# Aim:
Leave out the pictures and transcribe everything else exactly.
* Begin Data *
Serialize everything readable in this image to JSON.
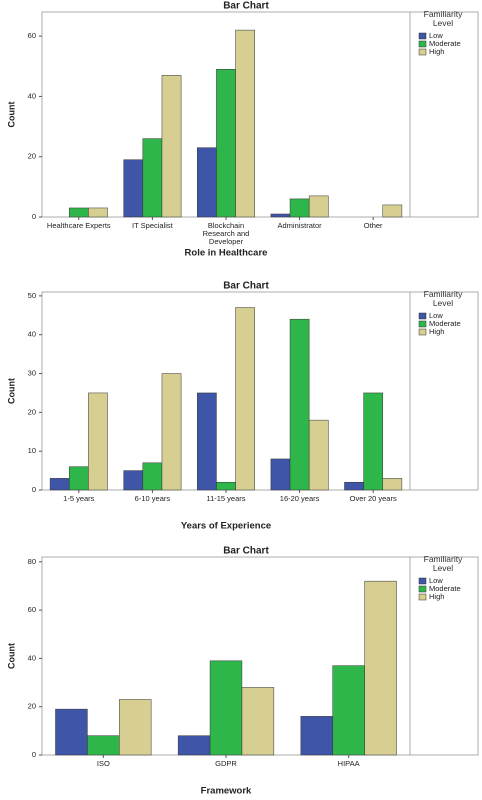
{
  "chart_data": [
    {
      "type": "bar",
      "title": "Bar Chart",
      "legend_title": "Familiarity Level",
      "x_label": "Role in Healthcare",
      "y_label": "Count",
      "categories": [
        "Healthcare Experts",
        "IT Specialist",
        "Blockchain Research and Developer",
        "Administrator",
        "Other"
      ],
      "series": [
        {
          "name": "Low",
          "color": "#3f55a8",
          "values": [
            0,
            19,
            23,
            1,
            0
          ]
        },
        {
          "name": "Moderate",
          "color": "#2fb64a",
          "values": [
            3,
            26,
            49,
            6,
            0
          ]
        },
        {
          "name": "High",
          "color": "#d6cf91",
          "values": [
            3,
            47,
            62,
            7,
            4
          ]
        }
      ],
      "ylim": [
        0,
        68
      ],
      "yticks": [
        0,
        20,
        40,
        60
      ]
    },
    {
      "type": "bar",
      "title": "Bar Chart",
      "legend_title": "Familiarity Level",
      "x_label": "Years of Experience",
      "y_label": "Count",
      "categories": [
        "1-5 years",
        "6-10 years",
        "11-15 years",
        "16-20 years",
        "Over 20 years"
      ],
      "series": [
        {
          "name": "Low",
          "color": "#3f55a8",
          "values": [
            3,
            5,
            25,
            8,
            2
          ]
        },
        {
          "name": "Moderate",
          "color": "#2fb64a",
          "values": [
            6,
            7,
            2,
            44,
            25
          ]
        },
        {
          "name": "High",
          "color": "#d6cf91",
          "values": [
            25,
            30,
            47,
            18,
            3
          ]
        }
      ],
      "ylim": [
        0,
        51
      ],
      "yticks": [
        0,
        10,
        20,
        30,
        40,
        50
      ]
    },
    {
      "type": "bar",
      "title": "Bar Chart",
      "legend_title": "Familiarity Level",
      "x_label": "Framework",
      "y_label": "Count",
      "categories": [
        "ISO",
        "GDPR",
        "HIPAA"
      ],
      "series": [
        {
          "name": "Low",
          "color": "#3f55a8",
          "values": [
            19,
            8,
            16
          ]
        },
        {
          "name": "Moderate",
          "color": "#2fb64a",
          "values": [
            8,
            39,
            37
          ]
        },
        {
          "name": "High",
          "color": "#d6cf91",
          "values": [
            23,
            28,
            72
          ]
        }
      ],
      "ylim": [
        0,
        82
      ],
      "yticks": [
        0,
        20,
        40,
        60,
        80
      ]
    }
  ]
}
* End Data *
# Exercise result:
Serialize everything readable in this image to JSON.
{
  "chart_data": [
    {
      "type": "bar",
      "title": "Bar Chart",
      "legend_title": "Familiarity Level",
      "x_label": "Role in Healthcare",
      "y_label": "Count",
      "categories": [
        "Healthcare Experts",
        "IT Specialist",
        "Blockchain Research and Developer",
        "Administrator",
        "Other"
      ],
      "series": [
        {
          "name": "Low",
          "color": "#3f55a8",
          "values": [
            0,
            19,
            23,
            1,
            0
          ]
        },
        {
          "name": "Moderate",
          "color": "#2fb64a",
          "values": [
            3,
            26,
            49,
            6,
            0
          ]
        },
        {
          "name": "High",
          "color": "#d6cf91",
          "values": [
            3,
            47,
            62,
            7,
            4
          ]
        }
      ],
      "ylim": [
        0,
        68
      ],
      "yticks": [
        0,
        20,
        40,
        60
      ]
    },
    {
      "type": "bar",
      "title": "Bar Chart",
      "legend_title": "Familiarity Level",
      "x_label": "Years of Experience",
      "y_label": "Count",
      "categories": [
        "1-5 years",
        "6-10 years",
        "11-15 years",
        "16-20 years",
        "Over 20 years"
      ],
      "series": [
        {
          "name": "Low",
          "color": "#3f55a8",
          "values": [
            3,
            5,
            25,
            8,
            2
          ]
        },
        {
          "name": "Moderate",
          "color": "#2fb64a",
          "values": [
            6,
            7,
            2,
            44,
            25
          ]
        },
        {
          "name": "High",
          "color": "#d6cf91",
          "values": [
            25,
            30,
            47,
            18,
            3
          ]
        }
      ],
      "ylim": [
        0,
        51
      ],
      "yticks": [
        0,
        10,
        20,
        30,
        40,
        50
      ]
    },
    {
      "type": "bar",
      "title": "Bar Chart",
      "legend_title": "Familiarity Level",
      "x_label": "Framework",
      "y_label": "Count",
      "categories": [
        "ISO",
        "GDPR",
        "HIPAA"
      ],
      "series": [
        {
          "name": "Low",
          "color": "#3f55a8",
          "values": [
            19,
            8,
            16
          ]
        },
        {
          "name": "Moderate",
          "color": "#2fb64a",
          "values": [
            8,
            39,
            37
          ]
        },
        {
          "name": "High",
          "color": "#d6cf91",
          "values": [
            23,
            28,
            72
          ]
        }
      ],
      "ylim": [
        0,
        82
      ],
      "yticks": [
        0,
        20,
        40,
        60,
        80
      ]
    }
  ]
}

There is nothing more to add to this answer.